Brief:
Each entry below should be echoed exactly, with pictures omitted.
-- begin Records --
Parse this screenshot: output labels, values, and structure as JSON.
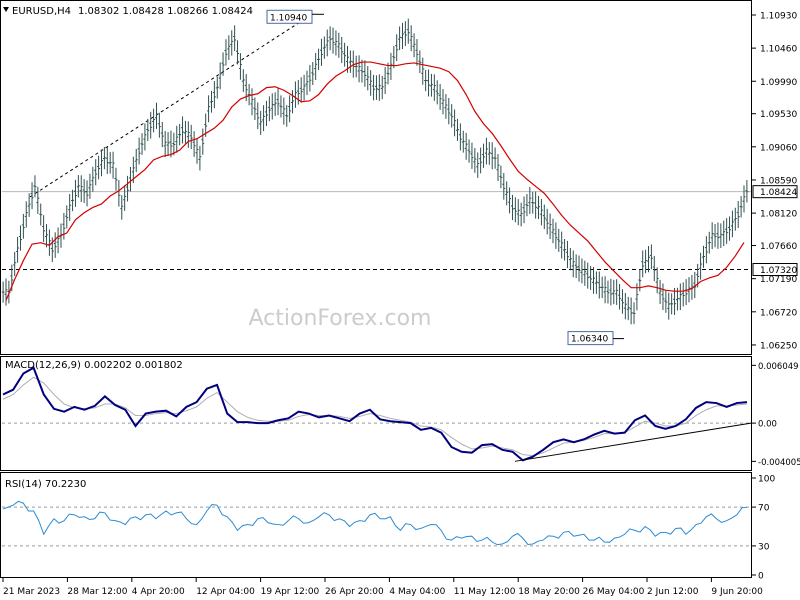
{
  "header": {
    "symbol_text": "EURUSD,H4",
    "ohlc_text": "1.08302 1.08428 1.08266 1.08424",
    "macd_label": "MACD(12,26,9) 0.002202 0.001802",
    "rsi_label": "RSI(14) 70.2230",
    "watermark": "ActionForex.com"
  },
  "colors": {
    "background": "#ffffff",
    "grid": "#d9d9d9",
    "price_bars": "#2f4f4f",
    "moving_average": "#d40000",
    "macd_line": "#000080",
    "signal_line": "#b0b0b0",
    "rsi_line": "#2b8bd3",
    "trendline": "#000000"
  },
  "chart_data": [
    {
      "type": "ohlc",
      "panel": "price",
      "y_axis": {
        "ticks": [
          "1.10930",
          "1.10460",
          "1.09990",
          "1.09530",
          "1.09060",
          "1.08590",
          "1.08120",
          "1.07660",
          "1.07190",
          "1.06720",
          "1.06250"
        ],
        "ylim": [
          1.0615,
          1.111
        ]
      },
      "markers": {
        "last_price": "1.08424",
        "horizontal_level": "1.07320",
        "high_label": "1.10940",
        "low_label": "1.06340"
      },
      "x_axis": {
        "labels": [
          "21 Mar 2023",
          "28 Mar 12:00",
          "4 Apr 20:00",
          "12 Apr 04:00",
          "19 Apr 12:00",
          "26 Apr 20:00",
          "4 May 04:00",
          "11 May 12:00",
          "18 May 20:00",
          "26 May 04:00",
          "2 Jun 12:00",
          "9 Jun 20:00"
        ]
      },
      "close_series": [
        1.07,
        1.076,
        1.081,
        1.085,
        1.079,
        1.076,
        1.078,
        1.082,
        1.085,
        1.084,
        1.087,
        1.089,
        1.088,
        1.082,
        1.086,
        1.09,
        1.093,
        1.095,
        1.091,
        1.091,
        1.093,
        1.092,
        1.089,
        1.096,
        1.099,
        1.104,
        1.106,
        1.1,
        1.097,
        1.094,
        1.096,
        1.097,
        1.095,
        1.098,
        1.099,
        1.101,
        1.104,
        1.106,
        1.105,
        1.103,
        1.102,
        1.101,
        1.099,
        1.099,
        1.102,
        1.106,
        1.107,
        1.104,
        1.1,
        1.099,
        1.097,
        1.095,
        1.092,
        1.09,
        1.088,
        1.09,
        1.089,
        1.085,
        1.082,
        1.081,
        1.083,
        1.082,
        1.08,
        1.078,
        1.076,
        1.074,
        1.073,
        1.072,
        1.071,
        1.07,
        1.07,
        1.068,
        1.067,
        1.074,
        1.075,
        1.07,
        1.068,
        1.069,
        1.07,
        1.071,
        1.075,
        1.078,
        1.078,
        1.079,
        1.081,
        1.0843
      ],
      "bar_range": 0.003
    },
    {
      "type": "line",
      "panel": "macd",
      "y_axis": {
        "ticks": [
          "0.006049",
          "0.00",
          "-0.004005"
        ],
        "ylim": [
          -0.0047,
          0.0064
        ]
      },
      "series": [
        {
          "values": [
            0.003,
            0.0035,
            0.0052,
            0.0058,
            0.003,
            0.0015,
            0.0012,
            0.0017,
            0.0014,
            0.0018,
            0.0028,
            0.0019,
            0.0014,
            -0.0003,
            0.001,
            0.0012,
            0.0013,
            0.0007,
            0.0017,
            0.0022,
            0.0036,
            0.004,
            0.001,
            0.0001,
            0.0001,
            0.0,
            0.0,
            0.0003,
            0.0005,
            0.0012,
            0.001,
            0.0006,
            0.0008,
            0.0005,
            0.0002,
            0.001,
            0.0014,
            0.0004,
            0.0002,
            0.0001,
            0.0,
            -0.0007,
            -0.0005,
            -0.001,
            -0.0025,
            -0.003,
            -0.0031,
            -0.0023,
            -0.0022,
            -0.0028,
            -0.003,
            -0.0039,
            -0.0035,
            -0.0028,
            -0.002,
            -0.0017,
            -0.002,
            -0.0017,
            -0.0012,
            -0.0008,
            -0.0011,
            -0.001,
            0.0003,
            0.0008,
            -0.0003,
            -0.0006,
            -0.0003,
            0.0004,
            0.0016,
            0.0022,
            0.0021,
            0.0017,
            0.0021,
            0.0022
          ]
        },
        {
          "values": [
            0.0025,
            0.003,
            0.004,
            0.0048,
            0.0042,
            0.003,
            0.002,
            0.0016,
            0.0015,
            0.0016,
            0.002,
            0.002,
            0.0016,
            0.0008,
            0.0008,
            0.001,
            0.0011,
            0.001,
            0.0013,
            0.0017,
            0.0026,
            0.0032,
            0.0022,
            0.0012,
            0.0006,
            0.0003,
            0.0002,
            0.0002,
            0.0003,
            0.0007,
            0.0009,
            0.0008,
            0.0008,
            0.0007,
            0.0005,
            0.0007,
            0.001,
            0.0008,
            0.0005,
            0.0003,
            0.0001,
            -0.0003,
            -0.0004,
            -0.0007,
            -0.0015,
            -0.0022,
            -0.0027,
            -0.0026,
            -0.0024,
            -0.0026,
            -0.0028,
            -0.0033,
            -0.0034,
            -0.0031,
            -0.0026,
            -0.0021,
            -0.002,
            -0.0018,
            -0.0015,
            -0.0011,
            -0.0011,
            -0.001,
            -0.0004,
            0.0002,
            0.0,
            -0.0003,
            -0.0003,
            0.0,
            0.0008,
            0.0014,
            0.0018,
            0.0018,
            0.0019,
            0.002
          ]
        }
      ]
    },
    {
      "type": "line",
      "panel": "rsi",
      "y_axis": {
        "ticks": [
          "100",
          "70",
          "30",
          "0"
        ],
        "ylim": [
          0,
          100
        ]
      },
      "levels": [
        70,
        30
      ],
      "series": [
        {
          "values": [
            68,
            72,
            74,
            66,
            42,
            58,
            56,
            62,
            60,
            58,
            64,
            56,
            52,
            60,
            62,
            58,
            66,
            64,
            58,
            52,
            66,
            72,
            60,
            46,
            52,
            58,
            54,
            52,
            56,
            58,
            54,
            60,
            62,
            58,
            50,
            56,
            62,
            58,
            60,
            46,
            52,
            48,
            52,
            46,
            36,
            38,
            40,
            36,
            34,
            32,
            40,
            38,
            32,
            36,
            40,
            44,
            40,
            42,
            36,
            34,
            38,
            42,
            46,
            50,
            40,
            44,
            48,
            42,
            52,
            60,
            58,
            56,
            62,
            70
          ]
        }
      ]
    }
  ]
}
-- end Records --
Written solution:
Parse this screenshot: output labels, values, and structure as JSON.
{
  "header": {
    "symbol_text": "EURUSD,H4",
    "ohlc_text": "1.08302 1.08428 1.08266 1.08424",
    "macd_label": "MACD(12,26,9) 0.002202 0.001802",
    "rsi_label": "RSI(14) 70.2230",
    "watermark": "ActionForex.com"
  },
  "colors": {
    "background": "#ffffff",
    "grid": "#d9d9d9",
    "price_bars": "#2f4f4f",
    "moving_average": "#d40000",
    "macd_line": "#000080",
    "signal_line": "#b0b0b0",
    "rsi_line": "#2b8bd3",
    "trendline": "#000000"
  },
  "chart_data": [
    {
      "type": "ohlc",
      "panel": "price",
      "y_axis": {
        "ticks": [
          "1.10930",
          "1.10460",
          "1.09990",
          "1.09530",
          "1.09060",
          "1.08590",
          "1.08120",
          "1.07660",
          "1.07190",
          "1.06720",
          "1.06250"
        ],
        "ylim": [
          1.0615,
          1.111
        ]
      },
      "markers": {
        "last_price": "1.08424",
        "horizontal_level": "1.07320",
        "high_label": "1.10940",
        "low_label": "1.06340"
      },
      "x_axis": {
        "labels": [
          "21 Mar 2023",
          "28 Mar 12:00",
          "4 Apr 20:00",
          "12 Apr 04:00",
          "19 Apr 12:00",
          "26 Apr 20:00",
          "4 May 04:00",
          "11 May 12:00",
          "18 May 20:00",
          "26 May 04:00",
          "2 Jun 12:00",
          "9 Jun 20:00"
        ]
      },
      "close_series": [
        1.07,
        1.076,
        1.081,
        1.085,
        1.079,
        1.076,
        1.078,
        1.082,
        1.085,
        1.084,
        1.087,
        1.089,
        1.088,
        1.082,
        1.086,
        1.09,
        1.093,
        1.095,
        1.091,
        1.091,
        1.093,
        1.092,
        1.089,
        1.096,
        1.099,
        1.104,
        1.106,
        1.1,
        1.097,
        1.094,
        1.096,
        1.097,
        1.095,
        1.098,
        1.099,
        1.101,
        1.104,
        1.106,
        1.105,
        1.103,
        1.102,
        1.101,
        1.099,
        1.099,
        1.102,
        1.106,
        1.107,
        1.104,
        1.1,
        1.099,
        1.097,
        1.095,
        1.092,
        1.09,
        1.088,
        1.09,
        1.089,
        1.085,
        1.082,
        1.081,
        1.083,
        1.082,
        1.08,
        1.078,
        1.076,
        1.074,
        1.073,
        1.072,
        1.071,
        1.07,
        1.07,
        1.068,
        1.067,
        1.074,
        1.075,
        1.07,
        1.068,
        1.069,
        1.07,
        1.071,
        1.075,
        1.078,
        1.078,
        1.079,
        1.081,
        1.0843
      ],
      "bar_range": 0.003
    },
    {
      "type": "line",
      "panel": "macd",
      "y_axis": {
        "ticks": [
          "0.006049",
          "0.00",
          "-0.004005"
        ],
        "ylim": [
          -0.0047,
          0.0064
        ]
      },
      "series": [
        {
          "values": [
            0.003,
            0.0035,
            0.0052,
            0.0058,
            0.003,
            0.0015,
            0.0012,
            0.0017,
            0.0014,
            0.0018,
            0.0028,
            0.0019,
            0.0014,
            -0.0003,
            0.001,
            0.0012,
            0.0013,
            0.0007,
            0.0017,
            0.0022,
            0.0036,
            0.004,
            0.001,
            0.0001,
            0.0001,
            0.0,
            0.0,
            0.0003,
            0.0005,
            0.0012,
            0.001,
            0.0006,
            0.0008,
            0.0005,
            0.0002,
            0.001,
            0.0014,
            0.0004,
            0.0002,
            0.0001,
            0.0,
            -0.0007,
            -0.0005,
            -0.001,
            -0.0025,
            -0.003,
            -0.0031,
            -0.0023,
            -0.0022,
            -0.0028,
            -0.003,
            -0.0039,
            -0.0035,
            -0.0028,
            -0.002,
            -0.0017,
            -0.002,
            -0.0017,
            -0.0012,
            -0.0008,
            -0.0011,
            -0.001,
            0.0003,
            0.0008,
            -0.0003,
            -0.0006,
            -0.0003,
            0.0004,
            0.0016,
            0.0022,
            0.0021,
            0.0017,
            0.0021,
            0.0022
          ]
        },
        {
          "values": [
            0.0025,
            0.003,
            0.004,
            0.0048,
            0.0042,
            0.003,
            0.002,
            0.0016,
            0.0015,
            0.0016,
            0.002,
            0.002,
            0.0016,
            0.0008,
            0.0008,
            0.001,
            0.0011,
            0.001,
            0.0013,
            0.0017,
            0.0026,
            0.0032,
            0.0022,
            0.0012,
            0.0006,
            0.0003,
            0.0002,
            0.0002,
            0.0003,
            0.0007,
            0.0009,
            0.0008,
            0.0008,
            0.0007,
            0.0005,
            0.0007,
            0.001,
            0.0008,
            0.0005,
            0.0003,
            0.0001,
            -0.0003,
            -0.0004,
            -0.0007,
            -0.0015,
            -0.0022,
            -0.0027,
            -0.0026,
            -0.0024,
            -0.0026,
            -0.0028,
            -0.0033,
            -0.0034,
            -0.0031,
            -0.0026,
            -0.0021,
            -0.002,
            -0.0018,
            -0.0015,
            -0.0011,
            -0.0011,
            -0.001,
            -0.0004,
            0.0002,
            0.0,
            -0.0003,
            -0.0003,
            0.0,
            0.0008,
            0.0014,
            0.0018,
            0.0018,
            0.0019,
            0.002
          ]
        }
      ]
    },
    {
      "type": "line",
      "panel": "rsi",
      "y_axis": {
        "ticks": [
          "100",
          "70",
          "30",
          "0"
        ],
        "ylim": [
          0,
          100
        ]
      },
      "levels": [
        70,
        30
      ],
      "series": [
        {
          "values": [
            68,
            72,
            74,
            66,
            42,
            58,
            56,
            62,
            60,
            58,
            64,
            56,
            52,
            60,
            62,
            58,
            66,
            64,
            58,
            52,
            66,
            72,
            60,
            46,
            52,
            58,
            54,
            52,
            56,
            58,
            54,
            60,
            62,
            58,
            50,
            56,
            62,
            58,
            60,
            46,
            52,
            48,
            52,
            46,
            36,
            38,
            40,
            36,
            34,
            32,
            40,
            38,
            32,
            36,
            40,
            44,
            40,
            42,
            36,
            34,
            38,
            42,
            46,
            50,
            40,
            44,
            48,
            42,
            52,
            60,
            58,
            56,
            62,
            70
          ]
        }
      ]
    }
  ]
}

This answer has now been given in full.